◆ INSTRUCTIONS FOR THE TASK
Reproduce each line of the entries below verbatim, omitting the pictures from your answer.
Begin DATA LISTING
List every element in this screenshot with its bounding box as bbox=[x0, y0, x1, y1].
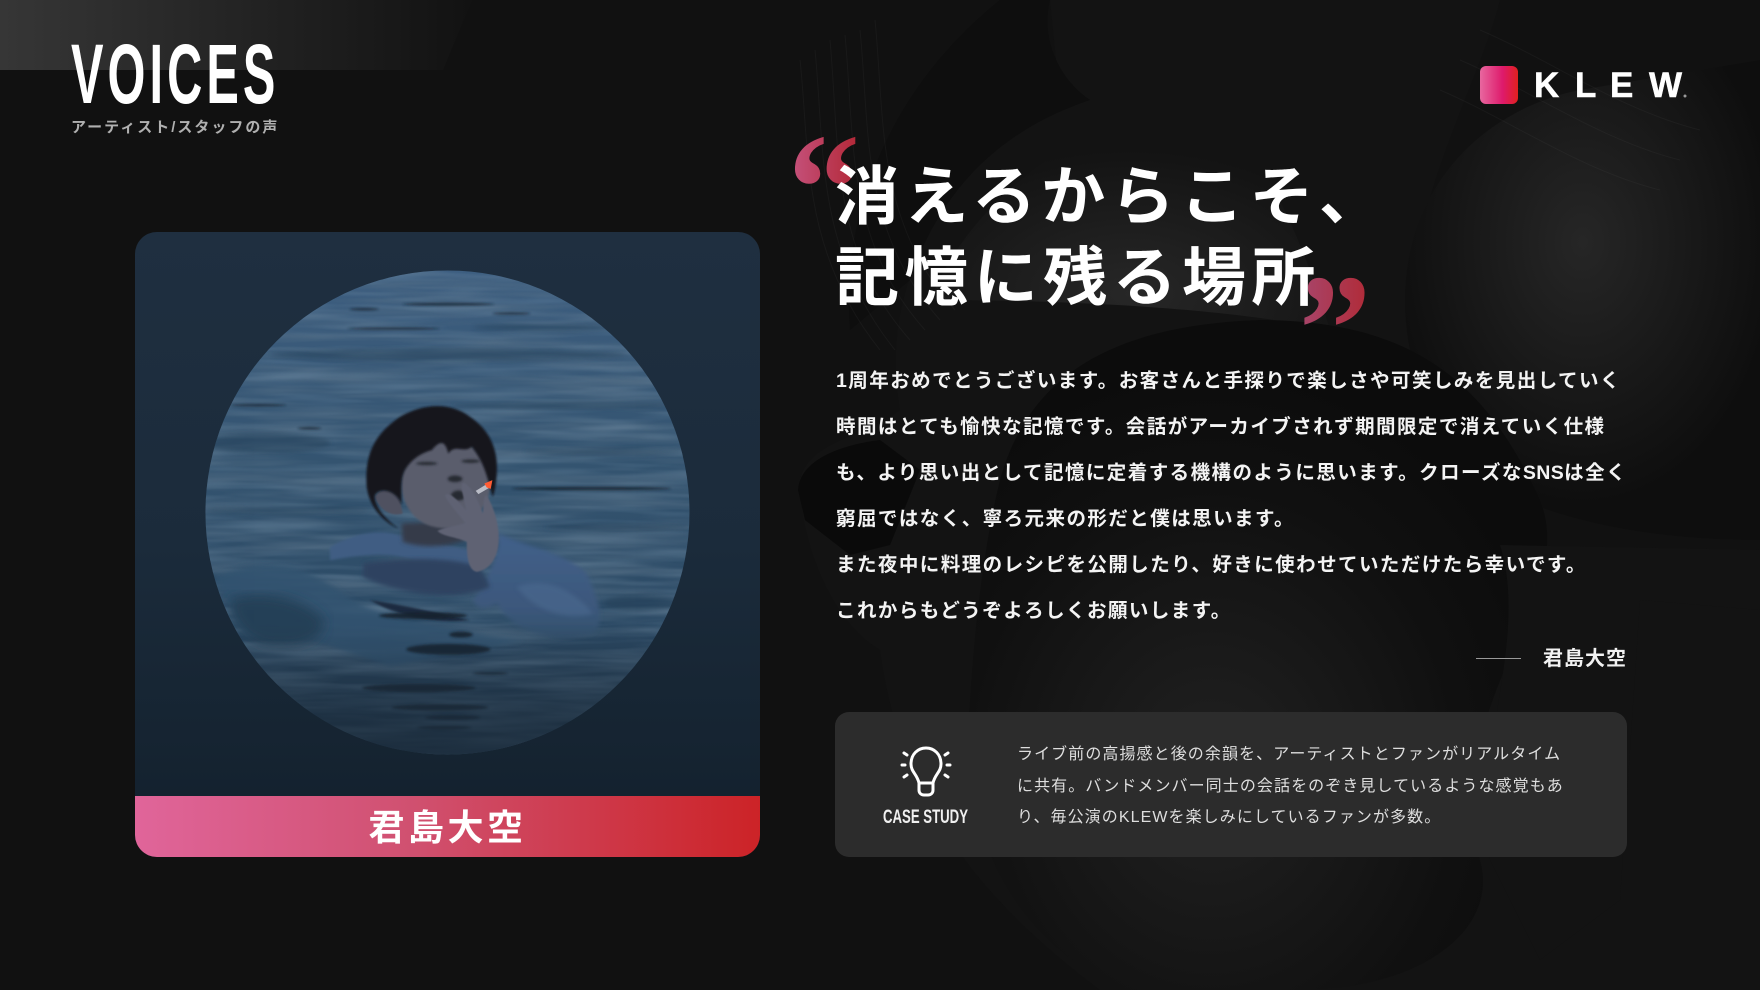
quote marks and headline decoration: “ bbox=[788, 102, 860, 274]
shirt bbox=[473, 534, 600, 638]
label: CASE STUDY: CASE STUDY bbox=[883, 806, 968, 828]
title: VOICES: VOICES bbox=[71, 27, 279, 120]
subtitle: アーティスト/スタッフの声 bbox=[71, 119, 279, 136]
quote marks and headline decoration bbox=[788, 102, 1371, 400]
photo: swimmer in water bbox=[205, 270, 690, 755]
logo: KLEW: KLEW bbox=[1534, 66, 1682, 105]
left swell bbox=[230, 566, 513, 662]
panel: artist photo card bbox=[135, 232, 760, 857]
hair bbox=[366, 406, 497, 528]
body text: 1周年おめでとうございます。お客さんと手探りで楽しさや可笑しみを見出していく bbox=[836, 370, 1621, 392]
body text: 窮屈ではなく、寧ろ元来の形だと僕は思います。 bbox=[836, 508, 1295, 530]
ear bbox=[375, 490, 403, 514]
name band: 君島大空 bbox=[368, 807, 526, 848]
body text bbox=[836, 370, 1627, 622]
body text: も、より思い出として記憶に定着する機構のように思います。クローズなSNSは全く bbox=[836, 462, 1627, 484]
cigarette bbox=[476, 484, 489, 494]
headline: 消えるからこそ、 bbox=[835, 161, 1388, 233]
neck bbox=[402, 520, 465, 546]
face bbox=[402, 438, 490, 528]
eyes, nose, mouth bbox=[416, 459, 480, 500]
name band bbox=[135, 796, 760, 857]
attribution: 君島大空 bbox=[1543, 648, 1627, 670]
headline: 記憶に残る場所 bbox=[835, 242, 1321, 314]
person bbox=[330, 406, 600, 638]
case study text: に共有。バンドメンバー同士の会話をのぞき見しているような感覚もあ bbox=[1017, 778, 1564, 795]
case study text: り、毎公演のKLEWを楽しみにしているファンが多数。 bbox=[1017, 809, 1441, 826]
panel: case study bbox=[835, 712, 1627, 857]
body text: これからもどうぞよろしくお願いします。 bbox=[836, 600, 1232, 622]
reflections bbox=[362, 612, 508, 730]
body text: 時間はとても愉快な記憶です。会話がアーカイブされず期間限定で消えていく仕様 bbox=[836, 416, 1606, 438]
hand bbox=[437, 483, 499, 572]
waves bbox=[204, 271, 692, 759]
body text: また夜中に料理のレシピを公開したり、好きに使わせていただけたら幸いです。 bbox=[836, 554, 1587, 576]
case study text: ライブ前の高揚感と後の余韻を、アーティストとファンがリアルタイム bbox=[1017, 746, 1561, 763]
headline bbox=[835, 161, 1388, 314]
End DATA LISTING
◆ THE COMPLETED TASK
List every element in this screenshot with its bounding box as bbox=[x0, y0, x1, y1].
quote marks and headline decoration: “ bbox=[788, 102, 860, 274]
shirt bbox=[473, 534, 600, 638]
label: CASE STUDY: CASE STUDY bbox=[883, 806, 968, 828]
title: VOICES: VOICES bbox=[71, 27, 279, 120]
subtitle: アーティスト/スタッフの声 bbox=[71, 119, 279, 136]
quote marks and headline decoration bbox=[788, 102, 1371, 400]
photo: swimmer in water bbox=[205, 270, 690, 755]
logo: KLEW: KLEW bbox=[1534, 66, 1682, 105]
left swell bbox=[230, 566, 513, 662]
panel: artist photo card bbox=[135, 232, 760, 857]
hair bbox=[366, 406, 497, 528]
body text: 1周年おめでとうございます。お客さんと手探りで楽しさや可笑しみを見出していく bbox=[836, 370, 1621, 392]
body text: 窮屈ではなく、寧ろ元来の形だと僕は思います。 bbox=[836, 508, 1295, 530]
ear bbox=[375, 490, 403, 514]
name band: 君島大空 bbox=[368, 807, 526, 848]
body text bbox=[836, 370, 1627, 622]
body text: も、より思い出として記憶に定着する機構のように思います。クローズなSNSは全く bbox=[836, 462, 1627, 484]
cigarette bbox=[476, 484, 489, 494]
headline: 消えるからこそ、 bbox=[835, 161, 1388, 233]
neck bbox=[402, 520, 465, 546]
face bbox=[402, 438, 490, 528]
eyes, nose, mouth bbox=[416, 459, 480, 500]
name band bbox=[135, 796, 760, 857]
attribution: 君島大空 bbox=[1543, 648, 1627, 670]
headline: 記憶に残る場所 bbox=[835, 242, 1321, 314]
person bbox=[330, 406, 600, 638]
case study text: に共有。バンドメンバー同士の会話をのぞき見しているような感覚もあ bbox=[1017, 778, 1564, 795]
case study text: り、毎公演のKLEWを楽しみにしているファンが多数。 bbox=[1017, 809, 1441, 826]
panel: case study bbox=[835, 712, 1627, 857]
body text: これからもどうぞよろしくお願いします。 bbox=[836, 600, 1232, 622]
reflections bbox=[362, 612, 508, 730]
body text: 時間はとても愉快な記憶です。会話がアーカイブされず期間限定で消えていく仕様 bbox=[836, 416, 1606, 438]
hand bbox=[437, 483, 499, 572]
waves bbox=[204, 271, 692, 759]
body text: また夜中に料理のレシピを公開したり、好きに使わせていただけたら幸いです。 bbox=[836, 554, 1587, 576]
case study text: ライブ前の高揚感と後の余韻を、アーティストとファンがリアルタイム bbox=[1017, 746, 1561, 763]
headline bbox=[835, 161, 1388, 314]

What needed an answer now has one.